■ Task to carry out: List each line holding the string "anders".

■ Material provided:

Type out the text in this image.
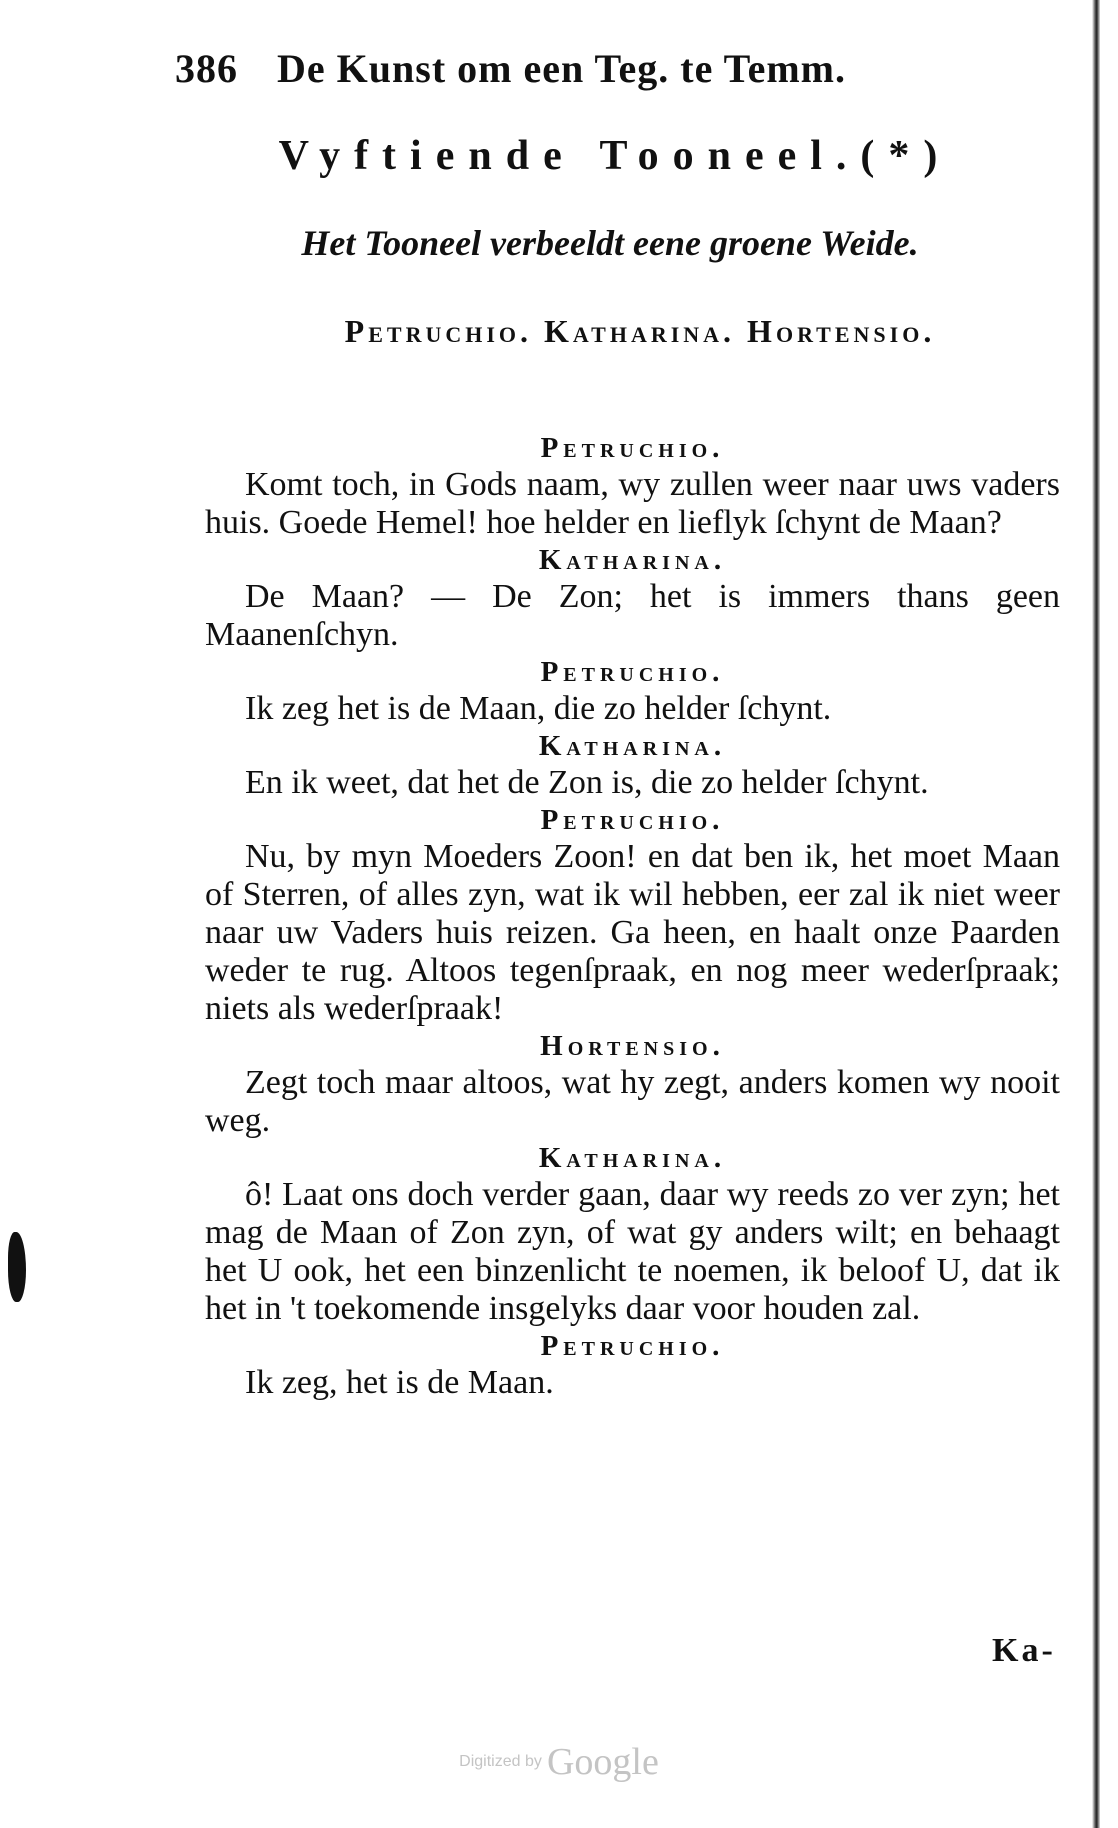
386 De Kunst om een Teg. te Temm.
Vyftiende Tooneel.(*)
Het Tooneel verbeeldt eene groene Weide.
Petruchio. Katharina. Hortensio.

Petruchio.

Komt toch, in Gods naam, wy zullen weer naar uws vaders huis. Goede Hemel! hoe helder en lieflyk ſchynt de Maan?

Katharina.

De Maan? — De Zon; het is immers thans geen Maanenſchyn.

Petruchio.

Ik zeg het is de Maan, die zo helder ſchynt.

Katharina.

En ik weet, dat het de Zon is, die zo helder ſchynt.

Petruchio.

Nu, by myn Moeders Zoon! en dat ben ik, het moet Maan of Sterren, of alles zyn, wat ik wil hebben, eer zal ik niet weer naar uw Vaders huis reizen. Ga heen, en haalt onze Paarden weder te rug. Altoos tegenſpraak, en nog meer wederſpraak; niets als wederſpraak!

Hortensio.

Zegt toch maar altoos, wat hy zegt, anders komen wy nooit weg.

Katharina.

ô! Laat ons doch verder gaan, daar wy reeds zo ver zyn; het mag de Maan of Zon zyn, of wat gy anders wilt; en behaagt het U ook, het een binzenlicht te noemen, ik beloof U, dat ik het in 't toekomende insgelyks daar voor houden zal.

Petruchio.

Ik zeg, het is de Maan.

Ka-
Digitized by Google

■ Complete output:
Zegt toch maar altoos, wat hy zegt, anders komen wy nooit weg.
ô! Laat ons doch verder gaan, daar wy reeds zo ver zyn; het mag de Maan of Zon zyn, of wat gy anders wilt; en behaagt het U ook, het een binzenlicht te noemen, ik beloof U, dat ik het in 't toekomende insgelyks daar voor houden zal.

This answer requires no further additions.